Records shown:

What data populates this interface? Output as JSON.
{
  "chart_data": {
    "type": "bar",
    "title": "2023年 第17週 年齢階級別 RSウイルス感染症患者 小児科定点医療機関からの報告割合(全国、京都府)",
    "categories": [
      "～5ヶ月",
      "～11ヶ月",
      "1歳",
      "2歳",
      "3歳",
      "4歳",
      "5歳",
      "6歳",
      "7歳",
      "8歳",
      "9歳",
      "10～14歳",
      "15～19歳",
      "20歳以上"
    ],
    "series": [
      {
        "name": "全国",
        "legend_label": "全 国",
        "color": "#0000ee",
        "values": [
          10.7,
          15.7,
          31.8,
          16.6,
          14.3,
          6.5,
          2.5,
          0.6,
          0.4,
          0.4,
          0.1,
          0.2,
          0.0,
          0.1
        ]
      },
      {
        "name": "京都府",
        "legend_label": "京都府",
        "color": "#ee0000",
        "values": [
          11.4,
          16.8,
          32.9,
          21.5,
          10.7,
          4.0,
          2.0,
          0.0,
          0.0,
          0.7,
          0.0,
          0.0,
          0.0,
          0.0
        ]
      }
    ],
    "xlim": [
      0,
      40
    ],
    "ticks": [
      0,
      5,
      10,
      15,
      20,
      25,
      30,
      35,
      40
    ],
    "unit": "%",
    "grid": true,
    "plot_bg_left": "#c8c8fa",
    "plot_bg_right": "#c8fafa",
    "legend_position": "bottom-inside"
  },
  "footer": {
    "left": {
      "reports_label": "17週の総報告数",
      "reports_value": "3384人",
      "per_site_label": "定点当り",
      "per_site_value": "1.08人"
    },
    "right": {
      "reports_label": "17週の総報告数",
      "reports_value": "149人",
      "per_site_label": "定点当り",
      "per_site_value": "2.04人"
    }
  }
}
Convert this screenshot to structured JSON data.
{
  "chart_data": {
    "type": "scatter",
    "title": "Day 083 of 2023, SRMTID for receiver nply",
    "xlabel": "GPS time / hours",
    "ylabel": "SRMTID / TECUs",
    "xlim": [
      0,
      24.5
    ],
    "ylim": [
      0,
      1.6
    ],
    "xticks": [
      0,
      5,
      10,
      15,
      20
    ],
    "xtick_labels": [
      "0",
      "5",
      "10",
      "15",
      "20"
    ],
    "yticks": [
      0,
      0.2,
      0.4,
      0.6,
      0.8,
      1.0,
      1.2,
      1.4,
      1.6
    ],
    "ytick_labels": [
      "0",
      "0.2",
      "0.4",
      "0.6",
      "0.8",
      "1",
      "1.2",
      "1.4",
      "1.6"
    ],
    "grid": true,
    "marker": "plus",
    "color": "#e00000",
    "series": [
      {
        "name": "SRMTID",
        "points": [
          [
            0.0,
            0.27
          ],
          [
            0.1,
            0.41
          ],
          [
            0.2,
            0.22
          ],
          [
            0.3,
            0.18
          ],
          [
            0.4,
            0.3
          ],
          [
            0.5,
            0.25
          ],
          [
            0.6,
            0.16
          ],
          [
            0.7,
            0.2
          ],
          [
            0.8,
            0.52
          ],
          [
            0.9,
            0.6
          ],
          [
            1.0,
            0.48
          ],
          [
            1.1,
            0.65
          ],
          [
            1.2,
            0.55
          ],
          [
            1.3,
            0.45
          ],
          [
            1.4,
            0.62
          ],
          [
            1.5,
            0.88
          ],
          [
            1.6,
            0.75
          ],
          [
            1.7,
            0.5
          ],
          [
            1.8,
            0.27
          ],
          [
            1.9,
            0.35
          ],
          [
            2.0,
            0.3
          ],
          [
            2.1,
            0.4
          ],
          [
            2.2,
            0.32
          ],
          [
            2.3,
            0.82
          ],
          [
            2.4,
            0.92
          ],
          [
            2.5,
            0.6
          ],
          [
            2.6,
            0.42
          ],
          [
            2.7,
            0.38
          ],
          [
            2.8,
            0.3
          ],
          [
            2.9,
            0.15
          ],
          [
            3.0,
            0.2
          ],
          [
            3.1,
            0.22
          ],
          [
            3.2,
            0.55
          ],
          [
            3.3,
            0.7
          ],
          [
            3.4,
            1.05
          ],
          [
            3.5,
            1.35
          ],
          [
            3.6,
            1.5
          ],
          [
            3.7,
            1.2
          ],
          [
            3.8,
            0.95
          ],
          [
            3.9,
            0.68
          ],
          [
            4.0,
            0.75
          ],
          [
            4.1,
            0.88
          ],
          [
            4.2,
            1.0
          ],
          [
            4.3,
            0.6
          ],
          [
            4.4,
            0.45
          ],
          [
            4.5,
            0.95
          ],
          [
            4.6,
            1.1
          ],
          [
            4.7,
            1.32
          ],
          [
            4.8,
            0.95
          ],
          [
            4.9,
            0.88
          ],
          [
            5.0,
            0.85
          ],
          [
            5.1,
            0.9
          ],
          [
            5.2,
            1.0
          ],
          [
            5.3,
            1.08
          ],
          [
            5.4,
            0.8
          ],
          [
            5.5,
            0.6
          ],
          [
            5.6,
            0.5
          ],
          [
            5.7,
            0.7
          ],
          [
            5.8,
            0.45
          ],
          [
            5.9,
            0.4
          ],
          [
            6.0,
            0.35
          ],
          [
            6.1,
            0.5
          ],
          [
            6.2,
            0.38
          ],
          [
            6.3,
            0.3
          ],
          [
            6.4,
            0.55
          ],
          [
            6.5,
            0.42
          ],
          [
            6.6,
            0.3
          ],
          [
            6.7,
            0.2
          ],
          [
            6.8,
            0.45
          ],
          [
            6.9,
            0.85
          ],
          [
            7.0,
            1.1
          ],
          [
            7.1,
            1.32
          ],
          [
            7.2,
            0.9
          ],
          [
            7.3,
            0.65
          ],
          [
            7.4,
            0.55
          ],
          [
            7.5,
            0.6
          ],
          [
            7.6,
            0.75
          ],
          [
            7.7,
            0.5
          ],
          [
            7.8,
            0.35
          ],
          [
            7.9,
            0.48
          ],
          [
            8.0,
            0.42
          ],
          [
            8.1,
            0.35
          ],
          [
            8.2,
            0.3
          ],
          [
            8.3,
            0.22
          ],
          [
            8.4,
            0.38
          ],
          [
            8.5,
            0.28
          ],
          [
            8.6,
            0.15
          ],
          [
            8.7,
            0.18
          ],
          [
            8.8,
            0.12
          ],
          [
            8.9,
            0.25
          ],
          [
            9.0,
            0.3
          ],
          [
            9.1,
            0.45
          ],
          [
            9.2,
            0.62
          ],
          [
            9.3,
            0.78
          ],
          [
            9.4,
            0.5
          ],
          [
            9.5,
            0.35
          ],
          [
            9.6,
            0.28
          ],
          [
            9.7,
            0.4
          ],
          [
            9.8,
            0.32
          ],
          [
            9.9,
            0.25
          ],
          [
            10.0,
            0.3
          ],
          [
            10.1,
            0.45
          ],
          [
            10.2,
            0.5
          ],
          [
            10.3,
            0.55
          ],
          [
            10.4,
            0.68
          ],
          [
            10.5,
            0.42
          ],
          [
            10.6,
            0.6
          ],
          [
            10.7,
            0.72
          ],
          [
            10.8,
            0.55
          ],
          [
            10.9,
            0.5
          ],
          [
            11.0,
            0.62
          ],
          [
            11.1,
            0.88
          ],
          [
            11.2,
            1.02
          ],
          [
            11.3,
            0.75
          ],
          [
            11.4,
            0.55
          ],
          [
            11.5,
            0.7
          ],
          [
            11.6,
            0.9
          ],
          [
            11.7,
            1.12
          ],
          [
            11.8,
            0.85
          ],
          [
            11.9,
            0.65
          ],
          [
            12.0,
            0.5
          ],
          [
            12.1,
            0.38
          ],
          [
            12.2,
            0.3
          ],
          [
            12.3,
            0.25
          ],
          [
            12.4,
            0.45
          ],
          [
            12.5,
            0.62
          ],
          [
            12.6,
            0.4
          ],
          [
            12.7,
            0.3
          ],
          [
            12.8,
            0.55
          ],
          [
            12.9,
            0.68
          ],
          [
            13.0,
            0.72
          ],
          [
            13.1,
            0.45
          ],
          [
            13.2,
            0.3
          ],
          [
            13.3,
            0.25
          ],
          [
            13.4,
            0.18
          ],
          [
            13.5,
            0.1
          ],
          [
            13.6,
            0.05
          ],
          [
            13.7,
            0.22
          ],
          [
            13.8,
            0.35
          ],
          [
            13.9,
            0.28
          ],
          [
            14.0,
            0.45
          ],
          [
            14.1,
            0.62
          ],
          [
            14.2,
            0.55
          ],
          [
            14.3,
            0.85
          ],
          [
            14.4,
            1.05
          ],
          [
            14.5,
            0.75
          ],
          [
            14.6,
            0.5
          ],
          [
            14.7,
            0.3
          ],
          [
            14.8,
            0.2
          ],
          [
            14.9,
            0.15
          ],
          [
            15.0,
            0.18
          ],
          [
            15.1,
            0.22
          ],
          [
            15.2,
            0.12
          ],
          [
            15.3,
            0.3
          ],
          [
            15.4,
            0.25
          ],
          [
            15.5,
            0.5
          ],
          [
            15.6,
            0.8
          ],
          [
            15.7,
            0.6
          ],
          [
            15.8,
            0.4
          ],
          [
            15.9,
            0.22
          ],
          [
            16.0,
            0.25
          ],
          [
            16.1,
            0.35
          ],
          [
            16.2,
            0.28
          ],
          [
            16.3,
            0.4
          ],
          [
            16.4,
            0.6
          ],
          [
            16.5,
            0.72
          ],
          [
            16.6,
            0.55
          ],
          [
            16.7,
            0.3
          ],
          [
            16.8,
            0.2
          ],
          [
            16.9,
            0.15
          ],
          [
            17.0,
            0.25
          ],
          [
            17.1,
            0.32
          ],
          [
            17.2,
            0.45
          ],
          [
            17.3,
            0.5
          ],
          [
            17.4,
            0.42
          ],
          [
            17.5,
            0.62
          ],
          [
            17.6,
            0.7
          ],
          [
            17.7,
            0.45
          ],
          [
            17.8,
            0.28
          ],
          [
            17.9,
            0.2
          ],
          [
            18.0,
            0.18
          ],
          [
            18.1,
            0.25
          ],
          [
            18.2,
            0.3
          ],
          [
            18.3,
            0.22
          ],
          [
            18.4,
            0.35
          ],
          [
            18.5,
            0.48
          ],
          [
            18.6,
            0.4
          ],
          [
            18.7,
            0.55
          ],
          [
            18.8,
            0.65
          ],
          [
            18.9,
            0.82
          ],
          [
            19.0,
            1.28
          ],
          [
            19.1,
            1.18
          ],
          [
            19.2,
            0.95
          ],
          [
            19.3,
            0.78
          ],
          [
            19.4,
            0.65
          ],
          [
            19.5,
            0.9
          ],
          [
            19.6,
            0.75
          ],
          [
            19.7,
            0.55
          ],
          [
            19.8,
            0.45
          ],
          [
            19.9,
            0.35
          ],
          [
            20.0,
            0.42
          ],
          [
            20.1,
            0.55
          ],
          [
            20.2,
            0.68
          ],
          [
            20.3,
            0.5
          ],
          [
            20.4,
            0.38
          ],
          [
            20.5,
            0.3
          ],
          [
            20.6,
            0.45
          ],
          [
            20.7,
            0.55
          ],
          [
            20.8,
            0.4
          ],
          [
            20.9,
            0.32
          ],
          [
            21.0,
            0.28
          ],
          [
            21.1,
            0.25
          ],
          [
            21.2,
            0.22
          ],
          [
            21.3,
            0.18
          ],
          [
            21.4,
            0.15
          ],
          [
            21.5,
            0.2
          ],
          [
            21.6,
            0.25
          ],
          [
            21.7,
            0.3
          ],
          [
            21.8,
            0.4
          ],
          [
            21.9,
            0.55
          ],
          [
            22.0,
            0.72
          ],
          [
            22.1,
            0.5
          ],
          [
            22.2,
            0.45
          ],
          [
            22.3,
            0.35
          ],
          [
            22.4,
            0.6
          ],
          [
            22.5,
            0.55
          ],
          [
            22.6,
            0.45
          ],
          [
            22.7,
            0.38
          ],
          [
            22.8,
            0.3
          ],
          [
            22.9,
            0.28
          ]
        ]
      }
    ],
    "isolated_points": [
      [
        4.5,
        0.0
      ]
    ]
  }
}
--
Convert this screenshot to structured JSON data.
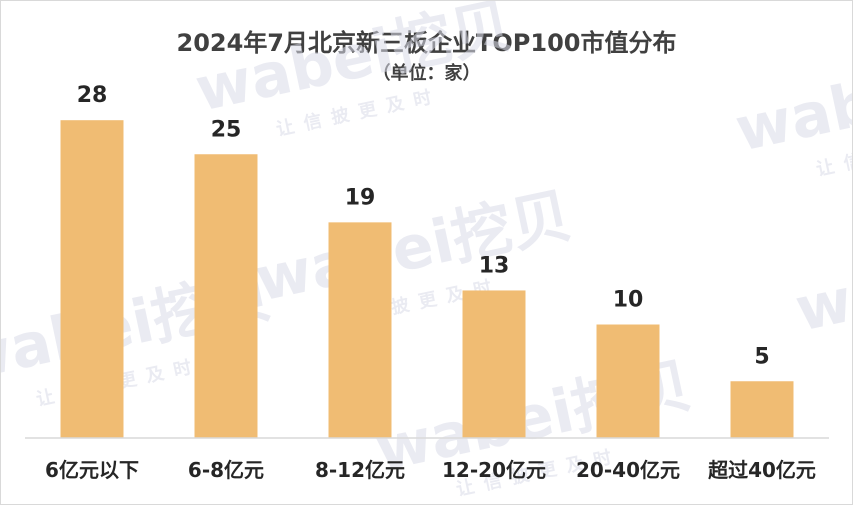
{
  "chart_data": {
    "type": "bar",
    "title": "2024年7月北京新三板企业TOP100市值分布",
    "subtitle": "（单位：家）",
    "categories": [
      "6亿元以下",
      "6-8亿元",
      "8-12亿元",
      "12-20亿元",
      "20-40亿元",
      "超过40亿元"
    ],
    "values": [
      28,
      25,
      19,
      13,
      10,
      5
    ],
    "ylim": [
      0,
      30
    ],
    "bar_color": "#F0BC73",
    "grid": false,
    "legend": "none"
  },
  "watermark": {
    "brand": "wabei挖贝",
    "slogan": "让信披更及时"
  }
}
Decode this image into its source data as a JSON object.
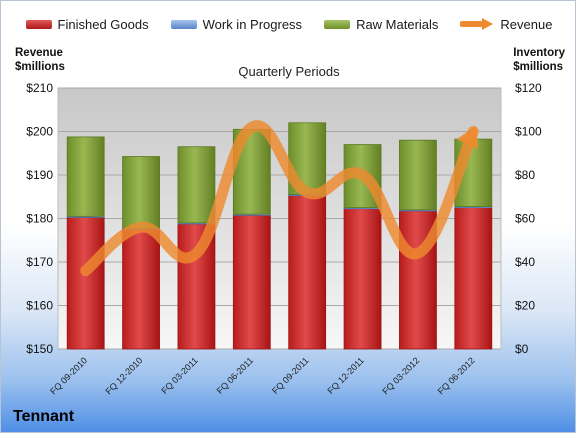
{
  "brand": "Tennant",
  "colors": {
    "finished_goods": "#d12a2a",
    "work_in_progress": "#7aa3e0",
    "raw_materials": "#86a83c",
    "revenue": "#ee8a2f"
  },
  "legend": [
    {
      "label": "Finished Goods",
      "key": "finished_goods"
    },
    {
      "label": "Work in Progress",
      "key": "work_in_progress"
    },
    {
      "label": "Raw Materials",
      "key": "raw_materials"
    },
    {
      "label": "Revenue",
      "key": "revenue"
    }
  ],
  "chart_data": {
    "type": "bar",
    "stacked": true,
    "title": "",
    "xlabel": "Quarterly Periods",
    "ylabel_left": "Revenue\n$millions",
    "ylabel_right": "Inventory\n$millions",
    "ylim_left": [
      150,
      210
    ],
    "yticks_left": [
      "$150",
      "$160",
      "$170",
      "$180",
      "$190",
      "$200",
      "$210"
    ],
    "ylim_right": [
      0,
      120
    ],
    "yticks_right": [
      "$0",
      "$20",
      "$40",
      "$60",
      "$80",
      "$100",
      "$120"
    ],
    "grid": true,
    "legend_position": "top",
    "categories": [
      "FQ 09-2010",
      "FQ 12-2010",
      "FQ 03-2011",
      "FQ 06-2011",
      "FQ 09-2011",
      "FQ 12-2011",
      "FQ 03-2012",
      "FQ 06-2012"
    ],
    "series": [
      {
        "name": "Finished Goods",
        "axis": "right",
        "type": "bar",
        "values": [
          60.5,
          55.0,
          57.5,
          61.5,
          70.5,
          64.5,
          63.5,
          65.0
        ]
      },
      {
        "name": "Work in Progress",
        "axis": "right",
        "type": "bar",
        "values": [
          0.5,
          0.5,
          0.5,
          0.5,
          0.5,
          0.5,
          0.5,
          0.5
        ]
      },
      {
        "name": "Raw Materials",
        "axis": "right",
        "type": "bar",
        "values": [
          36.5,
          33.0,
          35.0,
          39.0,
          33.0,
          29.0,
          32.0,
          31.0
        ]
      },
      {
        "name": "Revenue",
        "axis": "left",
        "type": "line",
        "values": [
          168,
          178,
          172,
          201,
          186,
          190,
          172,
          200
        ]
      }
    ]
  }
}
--
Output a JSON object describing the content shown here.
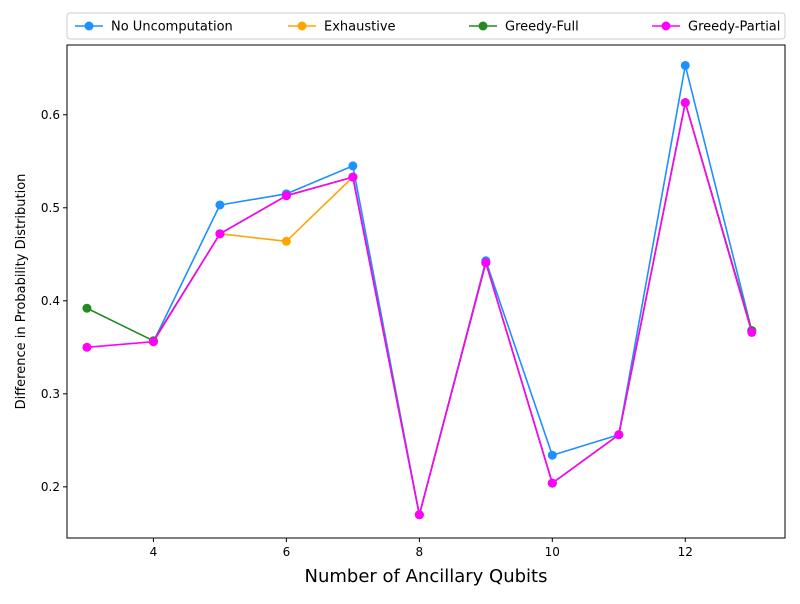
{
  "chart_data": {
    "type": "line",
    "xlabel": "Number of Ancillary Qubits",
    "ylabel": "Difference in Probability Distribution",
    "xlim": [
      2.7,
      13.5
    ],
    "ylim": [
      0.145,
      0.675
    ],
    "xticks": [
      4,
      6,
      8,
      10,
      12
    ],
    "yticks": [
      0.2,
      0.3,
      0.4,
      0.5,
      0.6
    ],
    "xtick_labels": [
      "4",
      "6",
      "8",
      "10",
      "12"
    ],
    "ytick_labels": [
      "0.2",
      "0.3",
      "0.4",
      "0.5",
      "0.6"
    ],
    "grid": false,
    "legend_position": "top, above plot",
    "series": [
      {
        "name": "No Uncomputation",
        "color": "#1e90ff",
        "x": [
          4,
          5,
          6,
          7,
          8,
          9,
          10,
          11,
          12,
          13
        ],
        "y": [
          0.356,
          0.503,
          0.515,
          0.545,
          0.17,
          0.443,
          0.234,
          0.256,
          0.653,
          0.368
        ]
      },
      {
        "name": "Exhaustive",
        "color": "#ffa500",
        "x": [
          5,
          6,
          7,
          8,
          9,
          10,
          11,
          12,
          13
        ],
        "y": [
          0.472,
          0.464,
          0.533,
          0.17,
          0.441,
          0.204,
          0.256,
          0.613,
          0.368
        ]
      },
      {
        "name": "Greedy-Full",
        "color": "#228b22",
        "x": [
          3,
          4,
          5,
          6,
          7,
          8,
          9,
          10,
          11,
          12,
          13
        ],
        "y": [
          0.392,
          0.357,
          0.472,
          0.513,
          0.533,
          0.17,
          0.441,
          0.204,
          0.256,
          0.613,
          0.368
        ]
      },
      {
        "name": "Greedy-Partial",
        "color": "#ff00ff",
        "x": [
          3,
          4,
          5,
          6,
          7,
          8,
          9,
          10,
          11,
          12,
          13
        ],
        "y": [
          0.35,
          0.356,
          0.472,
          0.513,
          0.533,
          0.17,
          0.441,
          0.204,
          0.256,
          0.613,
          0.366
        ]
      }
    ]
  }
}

Task objective: Show all lines from the data above in which the word "this" appears.

Finished task:
What data populates this interface? Output as JSON.
Convert this screenshot to structured JSON data.
Convert this screenshot to structured JSON data.
Decode this image into its source data as a JSON object.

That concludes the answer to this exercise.